Yes. Daddy had his stroke on Sunday, June 22nd and passed away on Thursday, June 26. I was with him through that whole week, and then had several days bereavement leave.

But nothing happened then. And like you said, nothing will happen until you want to flip 'your mourn switch'? Is that scary to you?

Honestly? Yes, it is.

To your husband and anyone that knows you, to understand that you haven't been a total mess for a couple days, I'd think they'd be terrified for your own health. That something could set you off while you are driving somewhere, and you drive off the road and are seriously injured or worse.

Please really do consider that there's been a major change in your life, and that packing it all in is not a healthy thing. Get it taken care of, and taken care of soon. It WILL be okay to do this, and it IS a natural way to release that missing him and accept that he's no longer alive. Don't let yourself be challenged by any other painful losses of family or friends at the same time you are figuring out how to grieve your dad.

- [Document structure recognition data]

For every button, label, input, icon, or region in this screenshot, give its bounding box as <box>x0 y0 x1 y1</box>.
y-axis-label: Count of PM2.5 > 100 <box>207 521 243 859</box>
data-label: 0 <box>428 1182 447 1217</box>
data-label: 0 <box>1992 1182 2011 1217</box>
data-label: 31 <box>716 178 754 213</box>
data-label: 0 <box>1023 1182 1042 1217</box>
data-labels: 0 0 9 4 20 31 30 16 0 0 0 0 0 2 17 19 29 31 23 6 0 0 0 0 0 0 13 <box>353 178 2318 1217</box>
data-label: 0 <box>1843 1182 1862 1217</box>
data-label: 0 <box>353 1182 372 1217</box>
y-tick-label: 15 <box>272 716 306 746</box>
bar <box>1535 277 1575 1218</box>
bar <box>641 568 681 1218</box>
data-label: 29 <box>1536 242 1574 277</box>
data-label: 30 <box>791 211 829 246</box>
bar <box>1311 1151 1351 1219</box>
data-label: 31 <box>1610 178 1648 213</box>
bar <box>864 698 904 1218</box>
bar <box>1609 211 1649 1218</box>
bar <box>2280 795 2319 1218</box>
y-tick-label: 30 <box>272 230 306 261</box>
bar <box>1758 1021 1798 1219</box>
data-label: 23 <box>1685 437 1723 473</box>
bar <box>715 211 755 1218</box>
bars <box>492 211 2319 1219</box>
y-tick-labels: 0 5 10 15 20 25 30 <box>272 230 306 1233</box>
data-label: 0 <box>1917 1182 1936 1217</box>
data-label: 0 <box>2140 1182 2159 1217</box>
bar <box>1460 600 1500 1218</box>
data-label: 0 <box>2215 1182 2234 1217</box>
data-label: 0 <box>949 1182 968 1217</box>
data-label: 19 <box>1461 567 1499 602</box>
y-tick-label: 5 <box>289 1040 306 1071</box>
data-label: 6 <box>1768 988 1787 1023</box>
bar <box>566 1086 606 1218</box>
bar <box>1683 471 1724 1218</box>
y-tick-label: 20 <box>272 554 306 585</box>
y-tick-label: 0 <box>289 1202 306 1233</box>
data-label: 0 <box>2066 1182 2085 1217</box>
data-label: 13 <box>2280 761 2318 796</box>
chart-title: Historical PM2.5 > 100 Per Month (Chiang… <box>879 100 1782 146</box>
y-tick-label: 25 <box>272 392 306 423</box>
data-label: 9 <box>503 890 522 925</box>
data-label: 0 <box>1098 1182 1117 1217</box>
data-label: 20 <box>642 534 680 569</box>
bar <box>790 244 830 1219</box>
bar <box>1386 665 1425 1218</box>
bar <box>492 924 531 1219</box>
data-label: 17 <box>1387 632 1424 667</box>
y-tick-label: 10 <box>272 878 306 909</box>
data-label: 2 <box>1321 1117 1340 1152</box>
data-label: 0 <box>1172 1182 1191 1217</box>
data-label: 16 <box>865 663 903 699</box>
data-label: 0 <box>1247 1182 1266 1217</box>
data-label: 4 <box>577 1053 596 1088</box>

- [Exercise brief]
Reproduce the full passage about grieving a father's death, word for word.

- [Completed task]
Yes. Daddy had his stroke on Sunday, June 22nd and passed away on Thursday, June 26. I was with him through that whole week, and then had several days bereavement leave.

But nothing happened then. And like you said, nothing will happen until you want to flip 'your mourn switch'? Is that scary to you?

Honestly? Yes, it is.

To your husband and anyone that knows you, to understand that you haven't been a total mess for a couple days, I'd think they'd be terrified for your own health. That something could set you off while you are driving somewhere, and you drive off the road and are seriously injured or worse.

Please really do consider that there's been a major change in your life, and that packing it all in is not a healthy thing. Get it taken care of, and taken care of soon. It WILL be okay to do this, and it IS a natural way to release that missing him and accept that he's no longer alive. Don't let yourself be challenged by any other painful losses of family or friends at the same time you are figuring out how to grieve your dad.